## Given problem
Print all of the data exactly.

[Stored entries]
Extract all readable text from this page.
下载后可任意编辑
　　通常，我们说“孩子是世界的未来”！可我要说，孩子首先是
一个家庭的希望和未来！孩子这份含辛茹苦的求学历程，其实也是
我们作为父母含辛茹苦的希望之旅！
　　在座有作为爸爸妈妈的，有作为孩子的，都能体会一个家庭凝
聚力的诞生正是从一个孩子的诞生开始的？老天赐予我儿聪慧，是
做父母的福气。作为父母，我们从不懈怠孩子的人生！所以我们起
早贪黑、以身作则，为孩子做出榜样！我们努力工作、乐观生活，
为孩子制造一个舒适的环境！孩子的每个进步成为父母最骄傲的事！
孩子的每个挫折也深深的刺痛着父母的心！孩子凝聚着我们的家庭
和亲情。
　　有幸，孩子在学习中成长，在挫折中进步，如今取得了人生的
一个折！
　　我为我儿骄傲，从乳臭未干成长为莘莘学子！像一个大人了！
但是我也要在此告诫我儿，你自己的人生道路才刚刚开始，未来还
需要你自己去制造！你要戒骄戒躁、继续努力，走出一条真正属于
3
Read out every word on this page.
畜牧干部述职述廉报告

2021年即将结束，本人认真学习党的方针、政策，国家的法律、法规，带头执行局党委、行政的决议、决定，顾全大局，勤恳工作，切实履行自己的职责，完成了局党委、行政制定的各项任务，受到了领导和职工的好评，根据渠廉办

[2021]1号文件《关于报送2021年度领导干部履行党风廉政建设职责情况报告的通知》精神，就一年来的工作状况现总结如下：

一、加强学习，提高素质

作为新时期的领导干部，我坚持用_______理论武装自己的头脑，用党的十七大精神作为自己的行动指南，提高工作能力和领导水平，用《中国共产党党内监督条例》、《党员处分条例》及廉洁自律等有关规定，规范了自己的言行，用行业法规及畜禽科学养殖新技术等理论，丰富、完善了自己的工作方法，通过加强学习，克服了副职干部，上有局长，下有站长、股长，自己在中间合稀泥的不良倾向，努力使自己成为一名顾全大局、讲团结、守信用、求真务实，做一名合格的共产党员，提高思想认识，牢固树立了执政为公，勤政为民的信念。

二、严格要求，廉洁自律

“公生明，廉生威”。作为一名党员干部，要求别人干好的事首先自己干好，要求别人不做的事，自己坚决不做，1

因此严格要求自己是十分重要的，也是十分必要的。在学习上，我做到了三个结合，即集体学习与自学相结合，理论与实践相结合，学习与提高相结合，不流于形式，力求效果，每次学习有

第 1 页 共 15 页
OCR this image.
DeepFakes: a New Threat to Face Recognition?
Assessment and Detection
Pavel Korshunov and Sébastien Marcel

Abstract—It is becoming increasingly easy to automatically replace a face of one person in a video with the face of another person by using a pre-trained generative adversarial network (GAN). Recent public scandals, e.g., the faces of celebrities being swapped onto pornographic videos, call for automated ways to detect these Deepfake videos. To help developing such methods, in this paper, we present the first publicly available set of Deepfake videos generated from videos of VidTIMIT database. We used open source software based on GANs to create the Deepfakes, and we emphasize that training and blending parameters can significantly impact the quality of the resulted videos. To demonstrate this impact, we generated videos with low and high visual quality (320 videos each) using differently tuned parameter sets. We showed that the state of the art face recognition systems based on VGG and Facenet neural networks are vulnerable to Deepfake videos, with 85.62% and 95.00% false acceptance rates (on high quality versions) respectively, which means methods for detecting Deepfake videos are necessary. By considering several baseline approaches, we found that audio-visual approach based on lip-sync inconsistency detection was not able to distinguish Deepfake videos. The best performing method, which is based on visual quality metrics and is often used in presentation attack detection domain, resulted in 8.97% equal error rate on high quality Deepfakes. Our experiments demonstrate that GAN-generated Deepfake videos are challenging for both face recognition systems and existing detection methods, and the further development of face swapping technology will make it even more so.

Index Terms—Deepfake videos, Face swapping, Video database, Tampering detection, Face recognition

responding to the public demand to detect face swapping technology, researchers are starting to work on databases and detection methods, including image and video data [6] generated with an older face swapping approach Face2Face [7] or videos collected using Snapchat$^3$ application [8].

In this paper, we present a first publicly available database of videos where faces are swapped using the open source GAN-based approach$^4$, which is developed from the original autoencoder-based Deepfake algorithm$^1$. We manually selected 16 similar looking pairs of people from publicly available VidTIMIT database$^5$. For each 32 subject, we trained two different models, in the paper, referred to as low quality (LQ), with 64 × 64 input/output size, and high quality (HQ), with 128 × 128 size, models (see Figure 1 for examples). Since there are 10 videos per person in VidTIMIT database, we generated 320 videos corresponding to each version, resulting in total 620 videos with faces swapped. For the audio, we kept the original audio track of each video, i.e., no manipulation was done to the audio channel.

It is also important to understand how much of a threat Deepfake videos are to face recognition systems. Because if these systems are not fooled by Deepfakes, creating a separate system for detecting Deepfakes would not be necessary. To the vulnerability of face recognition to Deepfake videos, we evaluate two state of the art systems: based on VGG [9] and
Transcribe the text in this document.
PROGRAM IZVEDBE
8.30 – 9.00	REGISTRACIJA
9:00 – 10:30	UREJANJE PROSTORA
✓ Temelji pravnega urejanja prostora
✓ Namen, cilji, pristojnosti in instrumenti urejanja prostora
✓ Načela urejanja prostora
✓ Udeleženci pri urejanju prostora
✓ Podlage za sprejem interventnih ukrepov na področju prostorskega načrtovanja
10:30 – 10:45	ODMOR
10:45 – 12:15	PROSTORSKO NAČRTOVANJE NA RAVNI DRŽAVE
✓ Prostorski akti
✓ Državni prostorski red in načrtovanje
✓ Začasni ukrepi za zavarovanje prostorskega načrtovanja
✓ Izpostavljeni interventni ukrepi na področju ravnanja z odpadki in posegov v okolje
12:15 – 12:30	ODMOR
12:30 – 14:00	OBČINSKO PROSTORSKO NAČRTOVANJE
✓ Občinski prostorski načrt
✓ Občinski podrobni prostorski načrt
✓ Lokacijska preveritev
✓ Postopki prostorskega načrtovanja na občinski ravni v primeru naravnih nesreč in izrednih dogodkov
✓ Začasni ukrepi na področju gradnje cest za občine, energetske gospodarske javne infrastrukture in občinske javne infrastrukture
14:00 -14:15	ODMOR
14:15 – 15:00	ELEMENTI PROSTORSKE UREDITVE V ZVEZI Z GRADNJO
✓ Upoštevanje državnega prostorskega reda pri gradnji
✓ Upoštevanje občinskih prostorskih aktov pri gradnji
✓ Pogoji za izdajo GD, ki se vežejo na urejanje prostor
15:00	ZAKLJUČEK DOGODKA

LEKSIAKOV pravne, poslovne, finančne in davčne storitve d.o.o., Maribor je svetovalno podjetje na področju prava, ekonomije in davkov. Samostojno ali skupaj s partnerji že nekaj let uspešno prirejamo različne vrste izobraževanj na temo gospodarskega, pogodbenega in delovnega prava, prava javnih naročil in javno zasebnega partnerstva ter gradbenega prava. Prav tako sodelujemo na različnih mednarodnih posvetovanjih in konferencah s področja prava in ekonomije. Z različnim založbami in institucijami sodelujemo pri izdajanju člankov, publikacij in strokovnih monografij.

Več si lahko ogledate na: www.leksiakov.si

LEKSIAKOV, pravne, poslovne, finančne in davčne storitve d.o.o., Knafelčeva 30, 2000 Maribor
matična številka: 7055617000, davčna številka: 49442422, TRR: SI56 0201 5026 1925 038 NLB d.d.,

## Solved exercise
Extract all readable text from this page.
下载后可任意编辑
　　通常，我们说“孩子是世界的未来”！可我要说，孩子首先是
一个家庭的希望和未来！孩子这份含辛茹苦的求学历程，其实也是
我们作为父母含辛茹苦的希望之旅！
　　在座有作为爸爸妈妈的，有作为孩子的，都能体会一个家庭凝
聚力的诞生正是从一个孩子的诞生开始的？老天赐予我儿聪慧，是
做父母的福气。作为父母，我们从不懈怠孩子的人生！所以我们起
早贪黑、以身作则，为孩子做出榜样！我们努力工作、乐观生活，
为孩子制造一个舒适的环境！孩子的每个进步成为父母最骄傲的事！
孩子的每个挫折也深深的刺痛着父母的心！孩子凝聚着我们的家庭
和亲情。
　　有幸，孩子在学习中成长，在挫折中进步，如今取得了人生的
一个折！
　　我为我儿骄傲，从乳臭未干成长为莘莘学子！像一个大人了！
但是我也要在此告诫我儿，你自己的人生道路才刚刚开始，未来还
需要你自己去制造！你要戒骄戒躁、继续努力，走出一条真正属于
3
Read out every word on this page.
畜牧干部述职述廉报告

2021年即将结束，本人认真学习党的方针、政策，国家的法律、法规，带头执行局党委、行政的决议、决定，顾全大局，勤恳工作，切实履行自己的职责，完成了局党委、行政制定的各项任务，受到了领导和职工的好评，根据渠廉办

[2021]1号文件《关于报送2021年度领导干部履行党风廉政建设职责情况报告的通知》精神，就一年来的工作状况现总结如下：

一、加强学习，提高素质

作为新时期的领导干部，我坚持用_______理论武装自己的头脑，用党的十七大精神作为自己的行动指南，提高工作能力和领导水平，用《中国共产党党内监督条例》、《党员处分条例》及廉洁自律等有关规定，规范了自己的言行，用行业法规及畜禽科学养殖新技术等理论，丰富、完善了自己的工作方法，通过加强学习，克服了副职干部，上有局长，下有站长、股长，自己在中间合稀泥的不良倾向，努力使自己成为一名顾全大局、讲团结、守信用、求真务实，做一名合格的共产党员，提高思想认识，牢固树立了执政为公，勤政为民的信念。

二、严格要求，廉洁自律

“公生明，廉生威”。作为一名党员干部，要求别人干好的事首先自己干好，要求别人不做的事，自己坚决不做，1

因此严格要求自己是十分重要的，也是十分必要的。在学习上，我做到了三个结合，即集体学习与自学相结合，理论与实践相结合，学习与提高相结合，不流于形式，力求效果，每次学习有

第 1 页 共 15 页
OCR this image.
DeepFakes: a New Threat to Face Recognition?
Assessment and Detection
Pavel Korshunov and Sébastien Marcel

Abstract—It is becoming increasingly easy to automatically replace a face of one person in a video with the face of another person by using a pre-trained generative adversarial network (GAN). Recent public scandals, e.g., the faces of celebrities being swapped onto pornographic videos, call for automated ways to detect these Deepfake videos. To help developing such methods, in this paper, we present the first publicly available set of Deepfake videos generated from videos of VidTIMIT database. We used open source software based on GANs to create the Deepfakes, and we emphasize that training and blending parameters can significantly impact the quality of the resulted videos. To demonstrate this impact, we generated videos with low and high visual quality (320 videos each) using differently tuned parameter sets. We showed that the state of the art face recognition systems based on VGG and Facenet neural networks are vulnerable to Deepfake videos, with 85.62% and 95.00% false acceptance rates (on high quality versions) respectively, which means methods for detecting Deepfake videos are necessary. By considering several baseline approaches, we found that audio-visual approach based on lip-sync inconsistency detection was not able to distinguish Deepfake videos. The best performing method, which is based on visual quality metrics and is often used in presentation attack detection domain, resulted in 8.97% equal error rate on high quality Deepfakes. Our experiments demonstrate that GAN-generated Deepfake videos are challenging for both face recognition systems and existing detection methods, and the further development of face swapping technology will make it even more so.

Index Terms—Deepfake videos, Face swapping, Video database, Tampering detection, Face recognition

responding to the public demand to detect face swapping technology, researchers are starting to work on databases and detection methods, including image and video data [6] generated with an older face swapping approach Face2Face [7] or videos collected using Snapchat$^3$ application [8].

In this paper, we present a first publicly available database of videos where faces are swapped using the open source GAN-based approach$^4$, which is developed from the original autoencoder-based Deepfake algorithm$^1$. We manually selected 16 similar looking pairs of people from publicly available VidTIMIT database$^5$. For each 32 subject, we trained two different models, in the paper, referred to as low quality (LQ), with 64 × 64 input/output size, and high quality (HQ), with 128 × 128 size, models (see Figure 1 for examples). Since there are 10 videos per person in VidTIMIT database, we generated 320 videos corresponding to each version, resulting in total 620 videos with faces swapped. For the audio, we kept the original audio track of each video, i.e., no manipulation was done to the audio channel.

It is also important to understand how much of a threat Deepfake videos are to face recognition systems. Because if these systems are not fooled by Deepfakes, creating a separate system for detecting Deepfakes would not be necessary. To the vulnerability of face recognition to Deepfake videos, we evaluate two state of the art systems: based on VGG [9] and
Transcribe the text in this document.
PROGRAM IZVEDBE
8.30 – 9.00	REGISTRACIJA
9:00 – 10:30	UREJANJE PROSTORA
✓ Temelji pravnega urejanja prostora
✓ Namen, cilji, pristojnosti in instrumenti urejanja prostora
✓ Načela urejanja prostora
✓ Udeleženci pri urejanju prostora
✓ Podlage za sprejem interventnih ukrepov na področju prostorskega načrtovanja
10:30 – 10:45	ODMOR
10:45 – 12:15	PROSTORSKO NAČRTOVANJE NA RAVNI DRŽAVE
✓ Prostorski akti
✓ Državni prostorski red in načrtovanje
✓ Začasni ukrepi za zavarovanje prostorskega načrtovanja
✓ Izpostavljeni interventni ukrepi na področju ravnanja z odpadki in posegov v okolje
12:15 – 12:30	ODMOR
12:30 – 14:00	OBČINSKO PROSTORSKO NAČRTOVANJE
✓ Občinski prostorski načrt
✓ Občinski podrobni prostorski načrt
✓ Lokacijska preveritev
✓ Postopki prostorskega načrtovanja na občinski ravni v primeru naravnih nesreč in izrednih dogodkov
✓ Začasni ukrepi na področju gradnje cest za občine, energetske gospodarske javne infrastrukture in občinske javne infrastrukture
14:00 -14:15	ODMOR
14:15 – 15:00	ELEMENTI PROSTORSKE UREDITVE V ZVEZI Z GRADNJO
✓ Upoštevanje državnega prostorskega reda pri gradnji
✓ Upoštevanje občinskih prostorskih aktov pri gradnji
✓ Pogoji za izdajo GD, ki se vežejo na urejanje prostor
15:00	ZAKLJUČEK DOGODKA

LEKSIAKOV pravne, poslovne, finančne in davčne storitve d.o.o., Maribor je svetovalno podjetje na področju prava, ekonomije in davkov. Samostojno ali skupaj s partnerji že nekaj let uspešno prirejamo različne vrste izobraževanj na temo gospodarskega, pogodbenega in delovnega prava, prava javnih naročil in javno zasebnega partnerstva ter gradbenega prava. Prav tako sodelujemo na različnih mednarodnih posvetovanjih in konferencah s področja prava in ekonomije. Z različnim založbami in institucijami sodelujemo pri izdajanju člankov, publikacij in strokovnih monografij.

Več si lahko ogledate na: www.leksiakov.si

LEKSIAKOV, pravne, poslovne, finančne in davčne storitve d.o.o., Knafelčeva 30, 2000 Maribor
matična številka: 7055617000, davčna številka: 49442422, TRR: SI56 0201 5026 1925 038 NLB d.d.,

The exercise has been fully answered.